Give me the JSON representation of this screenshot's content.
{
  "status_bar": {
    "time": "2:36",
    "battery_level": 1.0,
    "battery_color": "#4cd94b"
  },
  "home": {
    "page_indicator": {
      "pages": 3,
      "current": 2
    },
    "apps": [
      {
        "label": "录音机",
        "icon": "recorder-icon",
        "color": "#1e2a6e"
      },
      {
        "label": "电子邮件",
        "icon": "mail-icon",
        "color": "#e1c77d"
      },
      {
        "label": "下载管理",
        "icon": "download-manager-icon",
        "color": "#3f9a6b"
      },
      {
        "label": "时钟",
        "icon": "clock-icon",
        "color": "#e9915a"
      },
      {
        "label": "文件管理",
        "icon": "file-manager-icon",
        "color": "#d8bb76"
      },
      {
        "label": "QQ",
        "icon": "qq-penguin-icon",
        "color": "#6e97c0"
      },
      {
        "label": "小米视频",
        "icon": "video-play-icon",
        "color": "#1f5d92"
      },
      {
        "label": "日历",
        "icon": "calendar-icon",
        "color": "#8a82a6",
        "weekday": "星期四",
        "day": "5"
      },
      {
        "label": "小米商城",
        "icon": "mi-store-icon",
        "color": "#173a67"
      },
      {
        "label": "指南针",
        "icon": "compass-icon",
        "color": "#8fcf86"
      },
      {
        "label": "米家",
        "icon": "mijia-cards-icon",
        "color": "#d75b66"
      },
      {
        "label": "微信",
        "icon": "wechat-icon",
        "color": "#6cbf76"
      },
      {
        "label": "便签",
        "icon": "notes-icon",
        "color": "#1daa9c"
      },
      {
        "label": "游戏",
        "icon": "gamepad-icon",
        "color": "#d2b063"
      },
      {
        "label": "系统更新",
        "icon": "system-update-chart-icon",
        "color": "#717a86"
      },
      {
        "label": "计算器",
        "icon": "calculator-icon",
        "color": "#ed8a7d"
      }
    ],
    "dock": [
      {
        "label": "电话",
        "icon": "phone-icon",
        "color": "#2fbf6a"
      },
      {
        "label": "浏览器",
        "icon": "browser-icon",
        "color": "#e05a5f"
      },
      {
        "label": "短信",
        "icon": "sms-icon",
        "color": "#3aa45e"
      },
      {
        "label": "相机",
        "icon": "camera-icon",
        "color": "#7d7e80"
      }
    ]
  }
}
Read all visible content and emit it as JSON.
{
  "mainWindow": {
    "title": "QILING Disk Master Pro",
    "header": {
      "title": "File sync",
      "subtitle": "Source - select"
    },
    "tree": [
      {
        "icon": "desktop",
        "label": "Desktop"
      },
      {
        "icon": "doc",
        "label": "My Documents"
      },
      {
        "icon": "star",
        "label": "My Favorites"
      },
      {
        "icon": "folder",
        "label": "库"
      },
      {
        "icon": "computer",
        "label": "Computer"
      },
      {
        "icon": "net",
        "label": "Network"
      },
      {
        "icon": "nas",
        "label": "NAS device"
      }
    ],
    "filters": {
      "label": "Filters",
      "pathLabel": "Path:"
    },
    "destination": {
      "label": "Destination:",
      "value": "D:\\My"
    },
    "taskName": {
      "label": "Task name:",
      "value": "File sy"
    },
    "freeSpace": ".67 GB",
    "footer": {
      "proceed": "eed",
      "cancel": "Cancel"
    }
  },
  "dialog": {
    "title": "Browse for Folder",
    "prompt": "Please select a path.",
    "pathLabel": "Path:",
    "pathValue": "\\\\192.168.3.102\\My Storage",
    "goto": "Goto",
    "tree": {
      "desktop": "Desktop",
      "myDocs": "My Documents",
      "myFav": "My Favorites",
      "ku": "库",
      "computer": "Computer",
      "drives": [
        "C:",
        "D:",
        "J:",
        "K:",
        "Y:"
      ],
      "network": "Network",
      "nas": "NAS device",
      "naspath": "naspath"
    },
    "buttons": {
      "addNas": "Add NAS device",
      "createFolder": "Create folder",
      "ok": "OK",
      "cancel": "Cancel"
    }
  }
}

________________________________________

WHAT THE EXERCISE ASKS:
Look over the listing above. Pick out and copy every line that includes "select".

EXPECTED ANSWER:
      "subtitle": "Source - select"
    "prompt": "Please select a path.",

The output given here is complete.